Stored data entries:
--------------------------------
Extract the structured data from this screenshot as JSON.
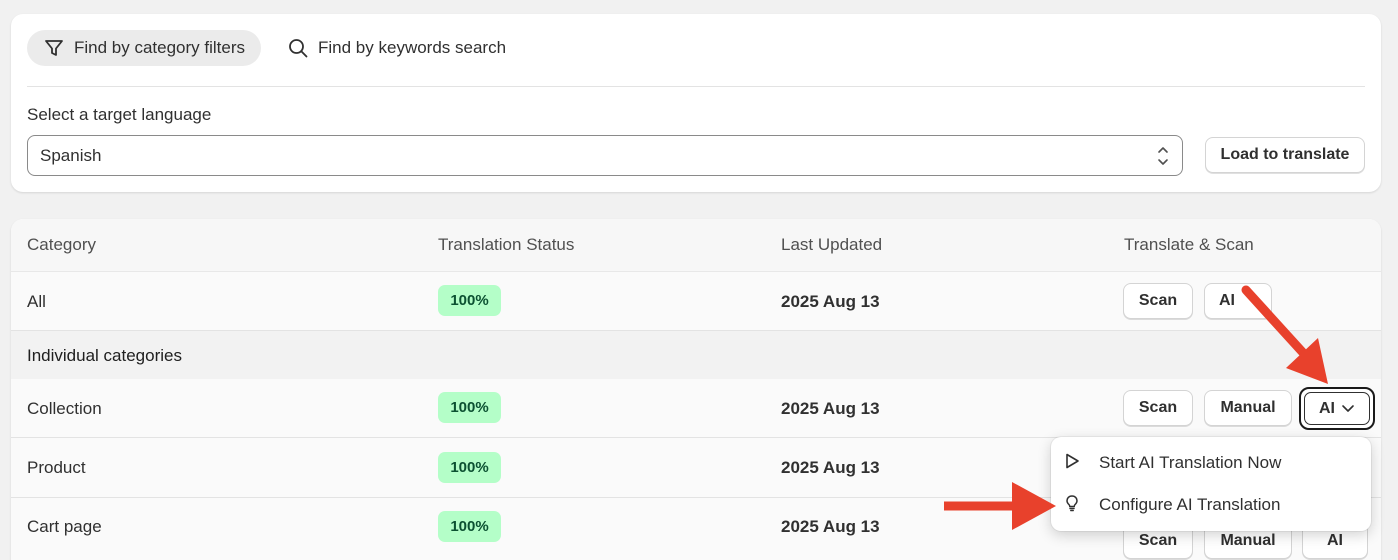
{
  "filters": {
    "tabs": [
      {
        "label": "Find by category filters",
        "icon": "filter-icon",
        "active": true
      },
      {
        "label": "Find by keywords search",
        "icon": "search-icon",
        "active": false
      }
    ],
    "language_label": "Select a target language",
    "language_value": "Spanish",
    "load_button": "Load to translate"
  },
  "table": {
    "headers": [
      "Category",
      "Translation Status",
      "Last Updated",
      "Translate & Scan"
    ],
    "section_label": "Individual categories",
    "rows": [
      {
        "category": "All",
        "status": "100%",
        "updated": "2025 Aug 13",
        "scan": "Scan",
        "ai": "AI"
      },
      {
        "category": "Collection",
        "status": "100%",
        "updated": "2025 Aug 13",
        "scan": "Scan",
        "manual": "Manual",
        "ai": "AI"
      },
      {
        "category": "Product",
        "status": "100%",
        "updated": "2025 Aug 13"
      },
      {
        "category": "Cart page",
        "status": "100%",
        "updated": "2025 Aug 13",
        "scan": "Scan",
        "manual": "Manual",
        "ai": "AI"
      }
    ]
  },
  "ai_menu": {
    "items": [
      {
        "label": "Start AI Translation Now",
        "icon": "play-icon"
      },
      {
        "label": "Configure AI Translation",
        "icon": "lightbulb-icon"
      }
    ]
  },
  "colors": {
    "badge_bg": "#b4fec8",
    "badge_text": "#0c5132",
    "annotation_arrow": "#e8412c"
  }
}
--------------------------------
What you have to do: Repeat the entries exactly and keep the pictures out of the copy.

Written answer:
Extract the structured data from this screenshot as JSON.
{
  "filters": {
    "tabs": [
      {
        "label": "Find by category filters",
        "icon": "filter-icon",
        "active": true
      },
      {
        "label": "Find by keywords search",
        "icon": "search-icon",
        "active": false
      }
    ],
    "language_label": "Select a target language",
    "language_value": "Spanish",
    "load_button": "Load to translate"
  },
  "table": {
    "headers": [
      "Category",
      "Translation Status",
      "Last Updated",
      "Translate & Scan"
    ],
    "section_label": "Individual categories",
    "rows": [
      {
        "category": "All",
        "status": "100%",
        "updated": "2025 Aug 13",
        "scan": "Scan",
        "ai": "AI"
      },
      {
        "category": "Collection",
        "status": "100%",
        "updated": "2025 Aug 13",
        "scan": "Scan",
        "manual": "Manual",
        "ai": "AI"
      },
      {
        "category": "Product",
        "status": "100%",
        "updated": "2025 Aug 13"
      },
      {
        "category": "Cart page",
        "status": "100%",
        "updated": "2025 Aug 13",
        "scan": "Scan",
        "manual": "Manual",
        "ai": "AI"
      }
    ]
  },
  "ai_menu": {
    "items": [
      {
        "label": "Start AI Translation Now",
        "icon": "play-icon"
      },
      {
        "label": "Configure AI Translation",
        "icon": "lightbulb-icon"
      }
    ]
  },
  "colors": {
    "badge_bg": "#b4fec8",
    "badge_text": "#0c5132",
    "annotation_arrow": "#e8412c"
  }
}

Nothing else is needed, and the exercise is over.